# [Data records]
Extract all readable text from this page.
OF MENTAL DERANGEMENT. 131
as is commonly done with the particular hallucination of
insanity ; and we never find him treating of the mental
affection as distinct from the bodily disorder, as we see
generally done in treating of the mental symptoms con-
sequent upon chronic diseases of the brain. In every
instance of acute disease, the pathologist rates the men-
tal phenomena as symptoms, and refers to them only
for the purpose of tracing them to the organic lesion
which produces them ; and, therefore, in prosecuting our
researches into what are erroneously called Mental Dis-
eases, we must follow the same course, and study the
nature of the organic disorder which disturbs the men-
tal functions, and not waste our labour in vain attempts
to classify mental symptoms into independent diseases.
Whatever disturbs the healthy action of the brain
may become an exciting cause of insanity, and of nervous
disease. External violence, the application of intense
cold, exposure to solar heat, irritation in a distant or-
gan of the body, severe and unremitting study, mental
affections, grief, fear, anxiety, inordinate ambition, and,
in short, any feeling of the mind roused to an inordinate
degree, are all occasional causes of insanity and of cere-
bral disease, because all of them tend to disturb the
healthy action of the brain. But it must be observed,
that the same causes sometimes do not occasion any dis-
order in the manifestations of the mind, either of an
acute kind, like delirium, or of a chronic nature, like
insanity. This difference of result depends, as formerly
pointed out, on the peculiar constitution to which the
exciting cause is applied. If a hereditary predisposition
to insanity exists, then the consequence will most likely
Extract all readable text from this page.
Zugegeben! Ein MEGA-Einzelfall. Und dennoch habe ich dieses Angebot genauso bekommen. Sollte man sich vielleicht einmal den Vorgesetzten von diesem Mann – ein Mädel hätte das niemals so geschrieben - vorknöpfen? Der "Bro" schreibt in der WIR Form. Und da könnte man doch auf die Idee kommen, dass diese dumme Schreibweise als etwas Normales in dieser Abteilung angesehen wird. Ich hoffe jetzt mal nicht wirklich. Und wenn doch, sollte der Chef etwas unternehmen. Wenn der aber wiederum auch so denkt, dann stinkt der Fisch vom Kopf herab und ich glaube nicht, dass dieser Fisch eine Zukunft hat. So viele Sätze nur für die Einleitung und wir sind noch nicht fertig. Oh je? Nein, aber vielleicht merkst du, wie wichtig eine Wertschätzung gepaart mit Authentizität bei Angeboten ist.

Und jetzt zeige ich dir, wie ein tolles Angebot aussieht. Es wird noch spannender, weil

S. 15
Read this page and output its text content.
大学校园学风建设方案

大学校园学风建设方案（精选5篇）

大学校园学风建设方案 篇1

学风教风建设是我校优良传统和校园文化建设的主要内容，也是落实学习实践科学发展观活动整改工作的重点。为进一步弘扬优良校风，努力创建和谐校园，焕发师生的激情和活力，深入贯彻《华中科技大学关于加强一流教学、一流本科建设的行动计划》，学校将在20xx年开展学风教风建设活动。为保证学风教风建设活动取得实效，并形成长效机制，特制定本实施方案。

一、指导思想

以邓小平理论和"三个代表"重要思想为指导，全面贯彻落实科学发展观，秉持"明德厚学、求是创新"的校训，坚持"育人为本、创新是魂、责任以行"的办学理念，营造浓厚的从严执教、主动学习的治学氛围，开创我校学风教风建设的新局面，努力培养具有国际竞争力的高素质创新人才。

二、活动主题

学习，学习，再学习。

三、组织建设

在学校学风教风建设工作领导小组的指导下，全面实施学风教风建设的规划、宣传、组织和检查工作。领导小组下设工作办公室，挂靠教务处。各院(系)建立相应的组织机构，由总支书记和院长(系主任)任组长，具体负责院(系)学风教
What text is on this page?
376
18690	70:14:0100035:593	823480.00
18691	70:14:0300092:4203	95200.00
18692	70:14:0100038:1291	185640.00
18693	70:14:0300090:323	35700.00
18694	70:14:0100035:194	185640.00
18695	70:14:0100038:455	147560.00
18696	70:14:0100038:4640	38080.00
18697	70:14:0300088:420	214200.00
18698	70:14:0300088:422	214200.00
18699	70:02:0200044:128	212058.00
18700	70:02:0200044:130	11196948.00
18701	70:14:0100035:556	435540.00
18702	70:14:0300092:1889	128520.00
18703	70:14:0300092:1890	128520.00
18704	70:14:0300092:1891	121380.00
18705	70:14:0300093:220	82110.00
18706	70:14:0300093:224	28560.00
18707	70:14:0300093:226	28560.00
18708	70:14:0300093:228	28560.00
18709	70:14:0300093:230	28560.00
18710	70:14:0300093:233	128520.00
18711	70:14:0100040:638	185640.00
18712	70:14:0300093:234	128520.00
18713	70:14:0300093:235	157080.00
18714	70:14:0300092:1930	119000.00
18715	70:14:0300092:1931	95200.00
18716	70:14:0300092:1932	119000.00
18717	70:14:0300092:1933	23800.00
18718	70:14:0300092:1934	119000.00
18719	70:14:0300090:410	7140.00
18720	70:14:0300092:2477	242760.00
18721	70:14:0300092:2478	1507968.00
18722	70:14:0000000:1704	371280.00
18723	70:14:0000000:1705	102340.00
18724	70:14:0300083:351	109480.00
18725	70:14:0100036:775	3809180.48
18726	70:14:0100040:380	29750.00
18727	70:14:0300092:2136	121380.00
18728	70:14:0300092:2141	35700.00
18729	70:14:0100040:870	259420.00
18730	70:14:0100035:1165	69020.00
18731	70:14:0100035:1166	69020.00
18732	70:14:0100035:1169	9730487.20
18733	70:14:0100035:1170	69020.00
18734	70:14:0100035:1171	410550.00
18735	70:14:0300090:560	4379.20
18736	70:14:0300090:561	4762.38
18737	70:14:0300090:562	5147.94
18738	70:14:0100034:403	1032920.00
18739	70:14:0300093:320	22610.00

# [What this task involves]
Report the number of lines in the listing that include the string "treating"; give nothing but the number.

# [Task response]
2